--- Problem details ---
How many of the lines that follow contain the word "content"? Give only the number.

--- Material provided ---
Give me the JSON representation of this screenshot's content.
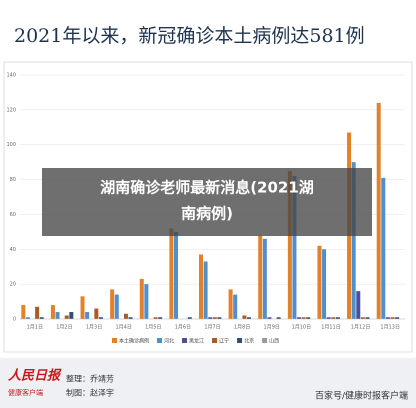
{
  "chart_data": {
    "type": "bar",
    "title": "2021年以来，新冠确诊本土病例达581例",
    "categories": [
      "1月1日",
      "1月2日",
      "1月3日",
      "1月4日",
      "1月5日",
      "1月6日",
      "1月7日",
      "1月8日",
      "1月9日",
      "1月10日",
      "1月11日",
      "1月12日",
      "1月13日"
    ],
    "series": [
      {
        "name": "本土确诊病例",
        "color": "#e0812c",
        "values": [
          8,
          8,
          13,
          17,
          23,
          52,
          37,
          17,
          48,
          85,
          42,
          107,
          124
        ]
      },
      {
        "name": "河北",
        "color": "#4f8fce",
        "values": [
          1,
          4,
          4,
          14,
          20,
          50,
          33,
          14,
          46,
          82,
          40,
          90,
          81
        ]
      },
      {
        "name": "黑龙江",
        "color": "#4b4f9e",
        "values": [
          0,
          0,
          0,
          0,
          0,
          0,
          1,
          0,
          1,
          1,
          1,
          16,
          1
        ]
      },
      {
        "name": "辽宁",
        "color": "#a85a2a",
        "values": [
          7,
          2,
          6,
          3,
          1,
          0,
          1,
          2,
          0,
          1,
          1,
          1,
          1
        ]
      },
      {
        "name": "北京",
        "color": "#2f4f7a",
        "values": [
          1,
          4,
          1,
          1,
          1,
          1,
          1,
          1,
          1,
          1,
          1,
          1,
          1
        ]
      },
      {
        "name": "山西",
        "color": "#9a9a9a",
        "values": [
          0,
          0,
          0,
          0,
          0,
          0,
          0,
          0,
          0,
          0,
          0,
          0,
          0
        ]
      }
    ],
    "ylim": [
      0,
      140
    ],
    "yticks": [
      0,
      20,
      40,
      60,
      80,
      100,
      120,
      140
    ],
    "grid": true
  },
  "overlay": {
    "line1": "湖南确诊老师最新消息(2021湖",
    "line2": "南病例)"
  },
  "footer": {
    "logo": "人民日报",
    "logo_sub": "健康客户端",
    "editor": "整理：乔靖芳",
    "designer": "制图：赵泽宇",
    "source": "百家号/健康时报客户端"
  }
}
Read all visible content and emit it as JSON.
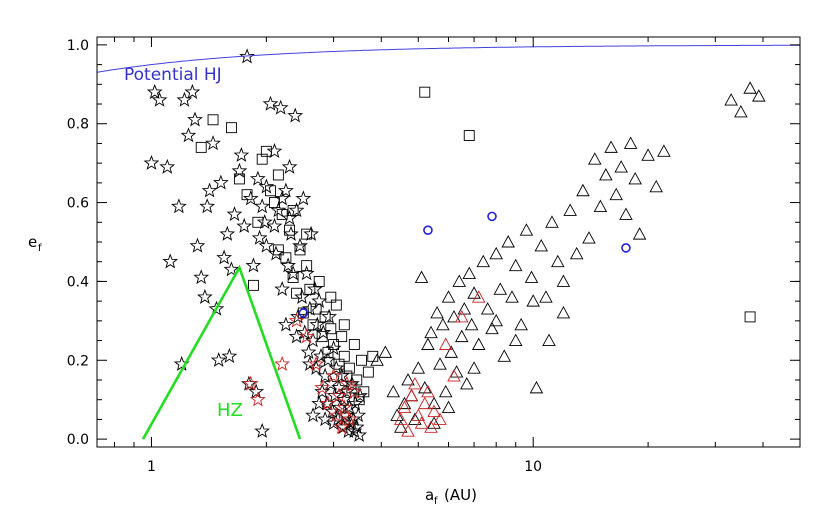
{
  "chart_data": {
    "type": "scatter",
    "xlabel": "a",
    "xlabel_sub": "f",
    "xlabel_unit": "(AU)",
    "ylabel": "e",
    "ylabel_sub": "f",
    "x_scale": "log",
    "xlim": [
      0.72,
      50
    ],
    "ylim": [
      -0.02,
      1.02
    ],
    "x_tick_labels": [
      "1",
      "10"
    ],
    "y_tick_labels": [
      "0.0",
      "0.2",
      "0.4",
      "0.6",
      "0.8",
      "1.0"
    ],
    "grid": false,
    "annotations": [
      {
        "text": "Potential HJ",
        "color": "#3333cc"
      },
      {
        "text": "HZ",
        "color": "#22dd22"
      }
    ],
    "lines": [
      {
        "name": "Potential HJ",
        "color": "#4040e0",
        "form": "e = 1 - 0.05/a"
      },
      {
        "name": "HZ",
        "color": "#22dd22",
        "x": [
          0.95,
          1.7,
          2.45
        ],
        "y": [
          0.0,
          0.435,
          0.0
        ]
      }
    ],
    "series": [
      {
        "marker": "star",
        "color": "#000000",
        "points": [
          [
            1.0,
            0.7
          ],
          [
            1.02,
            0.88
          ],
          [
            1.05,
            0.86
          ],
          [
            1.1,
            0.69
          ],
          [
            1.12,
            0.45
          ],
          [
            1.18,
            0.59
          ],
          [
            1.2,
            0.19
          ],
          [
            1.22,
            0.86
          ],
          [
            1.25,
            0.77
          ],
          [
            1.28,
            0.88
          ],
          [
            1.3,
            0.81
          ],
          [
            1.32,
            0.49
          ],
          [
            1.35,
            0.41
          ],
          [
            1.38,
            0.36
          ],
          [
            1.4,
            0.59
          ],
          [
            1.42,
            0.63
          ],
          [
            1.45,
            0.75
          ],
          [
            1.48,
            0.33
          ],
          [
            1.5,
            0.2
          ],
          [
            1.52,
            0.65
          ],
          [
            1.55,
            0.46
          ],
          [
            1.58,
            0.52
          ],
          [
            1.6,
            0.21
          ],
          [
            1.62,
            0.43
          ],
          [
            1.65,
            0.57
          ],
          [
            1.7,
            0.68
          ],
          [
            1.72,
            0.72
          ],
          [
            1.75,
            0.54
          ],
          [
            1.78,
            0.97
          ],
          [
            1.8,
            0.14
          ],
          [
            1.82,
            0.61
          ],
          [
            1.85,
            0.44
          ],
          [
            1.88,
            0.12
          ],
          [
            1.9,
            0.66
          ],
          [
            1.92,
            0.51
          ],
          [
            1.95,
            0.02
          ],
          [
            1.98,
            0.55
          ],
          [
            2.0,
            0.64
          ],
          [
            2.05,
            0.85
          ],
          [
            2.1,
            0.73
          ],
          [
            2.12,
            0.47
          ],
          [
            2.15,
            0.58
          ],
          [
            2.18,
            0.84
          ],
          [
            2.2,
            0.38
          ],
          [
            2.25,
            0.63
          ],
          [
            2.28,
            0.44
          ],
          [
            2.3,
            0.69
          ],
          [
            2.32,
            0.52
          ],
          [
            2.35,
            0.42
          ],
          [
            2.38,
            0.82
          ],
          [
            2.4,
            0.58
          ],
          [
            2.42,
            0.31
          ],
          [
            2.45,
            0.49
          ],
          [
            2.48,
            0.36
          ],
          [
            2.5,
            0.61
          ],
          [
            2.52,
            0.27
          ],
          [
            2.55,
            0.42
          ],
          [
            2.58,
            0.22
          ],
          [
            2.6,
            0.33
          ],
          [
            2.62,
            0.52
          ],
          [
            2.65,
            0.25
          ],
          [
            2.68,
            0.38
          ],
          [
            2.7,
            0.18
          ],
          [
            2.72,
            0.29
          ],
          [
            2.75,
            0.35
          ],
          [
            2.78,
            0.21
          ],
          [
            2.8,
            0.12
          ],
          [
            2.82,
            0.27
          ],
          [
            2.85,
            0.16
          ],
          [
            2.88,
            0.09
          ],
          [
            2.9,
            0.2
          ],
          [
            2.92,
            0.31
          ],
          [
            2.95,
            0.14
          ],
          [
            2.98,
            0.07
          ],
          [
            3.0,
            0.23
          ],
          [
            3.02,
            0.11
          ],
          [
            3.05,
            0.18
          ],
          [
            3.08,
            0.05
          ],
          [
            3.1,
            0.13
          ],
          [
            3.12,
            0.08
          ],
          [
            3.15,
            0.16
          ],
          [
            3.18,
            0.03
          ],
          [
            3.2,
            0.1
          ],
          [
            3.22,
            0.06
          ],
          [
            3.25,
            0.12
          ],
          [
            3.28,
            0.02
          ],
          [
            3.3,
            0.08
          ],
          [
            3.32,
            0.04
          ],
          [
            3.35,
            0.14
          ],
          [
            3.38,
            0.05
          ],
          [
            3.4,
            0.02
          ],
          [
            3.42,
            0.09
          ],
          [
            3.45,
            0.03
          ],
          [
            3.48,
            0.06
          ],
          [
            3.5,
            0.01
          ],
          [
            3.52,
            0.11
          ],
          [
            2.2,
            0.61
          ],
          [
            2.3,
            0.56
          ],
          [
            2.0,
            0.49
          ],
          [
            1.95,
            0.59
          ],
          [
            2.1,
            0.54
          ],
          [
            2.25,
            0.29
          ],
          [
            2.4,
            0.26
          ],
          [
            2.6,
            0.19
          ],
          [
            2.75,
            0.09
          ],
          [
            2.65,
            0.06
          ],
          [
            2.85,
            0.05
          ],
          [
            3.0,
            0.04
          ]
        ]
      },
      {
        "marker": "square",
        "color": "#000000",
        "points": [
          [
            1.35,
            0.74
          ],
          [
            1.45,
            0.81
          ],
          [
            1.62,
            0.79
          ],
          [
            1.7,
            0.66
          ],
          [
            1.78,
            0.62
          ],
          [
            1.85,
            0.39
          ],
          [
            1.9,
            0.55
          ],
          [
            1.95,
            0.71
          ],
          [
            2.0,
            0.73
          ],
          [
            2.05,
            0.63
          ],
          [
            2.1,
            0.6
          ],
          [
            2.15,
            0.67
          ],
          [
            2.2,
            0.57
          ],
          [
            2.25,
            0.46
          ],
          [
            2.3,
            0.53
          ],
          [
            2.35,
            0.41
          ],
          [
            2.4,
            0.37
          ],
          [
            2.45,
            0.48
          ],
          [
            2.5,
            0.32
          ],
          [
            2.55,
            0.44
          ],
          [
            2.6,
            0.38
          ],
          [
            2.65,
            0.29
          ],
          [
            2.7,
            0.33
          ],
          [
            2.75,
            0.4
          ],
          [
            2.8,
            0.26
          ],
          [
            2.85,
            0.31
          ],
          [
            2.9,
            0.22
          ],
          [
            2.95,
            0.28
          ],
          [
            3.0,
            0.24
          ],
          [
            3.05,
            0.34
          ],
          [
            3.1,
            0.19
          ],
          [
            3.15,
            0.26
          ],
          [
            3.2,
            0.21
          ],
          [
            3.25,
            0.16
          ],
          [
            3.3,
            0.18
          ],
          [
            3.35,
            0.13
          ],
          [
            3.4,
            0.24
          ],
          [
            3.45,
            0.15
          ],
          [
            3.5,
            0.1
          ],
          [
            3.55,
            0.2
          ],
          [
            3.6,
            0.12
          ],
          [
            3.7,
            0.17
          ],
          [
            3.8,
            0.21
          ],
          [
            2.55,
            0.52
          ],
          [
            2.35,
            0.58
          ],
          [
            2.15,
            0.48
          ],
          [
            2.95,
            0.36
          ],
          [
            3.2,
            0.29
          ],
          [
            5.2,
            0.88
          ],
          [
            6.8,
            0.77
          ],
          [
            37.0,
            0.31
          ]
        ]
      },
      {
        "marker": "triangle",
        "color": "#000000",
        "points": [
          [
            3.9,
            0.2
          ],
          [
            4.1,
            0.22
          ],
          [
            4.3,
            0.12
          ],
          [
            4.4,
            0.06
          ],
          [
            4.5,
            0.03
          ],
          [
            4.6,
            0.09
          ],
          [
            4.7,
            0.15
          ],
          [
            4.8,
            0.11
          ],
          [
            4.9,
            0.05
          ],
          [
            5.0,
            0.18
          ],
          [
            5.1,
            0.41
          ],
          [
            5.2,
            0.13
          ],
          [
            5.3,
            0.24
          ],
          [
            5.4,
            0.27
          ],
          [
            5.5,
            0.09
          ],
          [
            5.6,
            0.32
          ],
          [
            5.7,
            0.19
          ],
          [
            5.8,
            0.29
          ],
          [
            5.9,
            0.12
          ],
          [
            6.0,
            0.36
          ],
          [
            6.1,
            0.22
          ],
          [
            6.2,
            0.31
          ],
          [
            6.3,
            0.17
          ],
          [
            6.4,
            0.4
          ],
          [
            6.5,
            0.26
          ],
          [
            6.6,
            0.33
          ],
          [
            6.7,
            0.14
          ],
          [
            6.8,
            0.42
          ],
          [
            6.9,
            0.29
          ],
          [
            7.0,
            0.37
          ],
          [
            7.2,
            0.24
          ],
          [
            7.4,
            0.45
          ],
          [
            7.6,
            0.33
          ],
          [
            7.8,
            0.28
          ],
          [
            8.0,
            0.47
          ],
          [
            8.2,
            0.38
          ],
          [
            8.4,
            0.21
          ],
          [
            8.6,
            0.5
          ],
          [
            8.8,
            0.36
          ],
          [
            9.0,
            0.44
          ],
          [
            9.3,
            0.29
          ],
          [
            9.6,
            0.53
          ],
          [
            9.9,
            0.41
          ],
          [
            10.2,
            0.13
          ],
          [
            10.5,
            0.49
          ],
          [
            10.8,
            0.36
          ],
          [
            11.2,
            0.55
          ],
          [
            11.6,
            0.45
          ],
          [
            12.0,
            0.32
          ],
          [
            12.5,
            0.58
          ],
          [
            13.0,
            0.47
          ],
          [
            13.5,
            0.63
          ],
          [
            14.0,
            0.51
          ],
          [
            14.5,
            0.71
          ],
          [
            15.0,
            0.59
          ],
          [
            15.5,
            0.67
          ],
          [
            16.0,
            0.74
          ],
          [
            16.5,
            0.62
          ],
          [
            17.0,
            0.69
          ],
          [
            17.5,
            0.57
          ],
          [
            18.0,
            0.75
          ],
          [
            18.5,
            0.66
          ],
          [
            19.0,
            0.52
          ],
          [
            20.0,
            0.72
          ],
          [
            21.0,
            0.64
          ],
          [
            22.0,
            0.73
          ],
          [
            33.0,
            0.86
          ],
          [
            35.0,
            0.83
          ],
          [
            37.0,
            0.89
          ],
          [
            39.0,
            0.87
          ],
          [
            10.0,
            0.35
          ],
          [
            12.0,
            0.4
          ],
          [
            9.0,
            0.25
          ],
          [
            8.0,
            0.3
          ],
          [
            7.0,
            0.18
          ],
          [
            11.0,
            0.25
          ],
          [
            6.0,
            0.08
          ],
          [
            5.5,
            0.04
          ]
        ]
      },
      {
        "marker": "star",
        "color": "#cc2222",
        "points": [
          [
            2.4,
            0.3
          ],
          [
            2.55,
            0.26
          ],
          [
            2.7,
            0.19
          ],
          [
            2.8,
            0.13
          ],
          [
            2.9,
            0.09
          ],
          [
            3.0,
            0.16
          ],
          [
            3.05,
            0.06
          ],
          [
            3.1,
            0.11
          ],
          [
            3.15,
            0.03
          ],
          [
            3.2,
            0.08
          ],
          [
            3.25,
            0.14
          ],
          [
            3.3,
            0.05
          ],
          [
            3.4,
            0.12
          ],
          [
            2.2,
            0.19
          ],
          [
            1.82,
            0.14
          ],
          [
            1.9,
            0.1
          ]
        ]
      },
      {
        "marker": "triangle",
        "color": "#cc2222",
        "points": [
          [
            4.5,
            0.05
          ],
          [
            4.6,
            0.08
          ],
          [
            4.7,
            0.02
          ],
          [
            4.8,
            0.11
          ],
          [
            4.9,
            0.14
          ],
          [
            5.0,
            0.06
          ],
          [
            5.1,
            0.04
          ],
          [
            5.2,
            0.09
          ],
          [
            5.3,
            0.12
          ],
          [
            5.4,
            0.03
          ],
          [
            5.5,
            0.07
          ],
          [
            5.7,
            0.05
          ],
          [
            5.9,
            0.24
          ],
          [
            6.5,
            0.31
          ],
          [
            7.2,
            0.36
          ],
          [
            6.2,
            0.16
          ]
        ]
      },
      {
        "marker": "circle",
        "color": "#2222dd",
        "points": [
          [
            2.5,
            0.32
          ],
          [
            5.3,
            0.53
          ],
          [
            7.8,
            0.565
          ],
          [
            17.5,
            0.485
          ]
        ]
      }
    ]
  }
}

--- Output of the exercise ---
2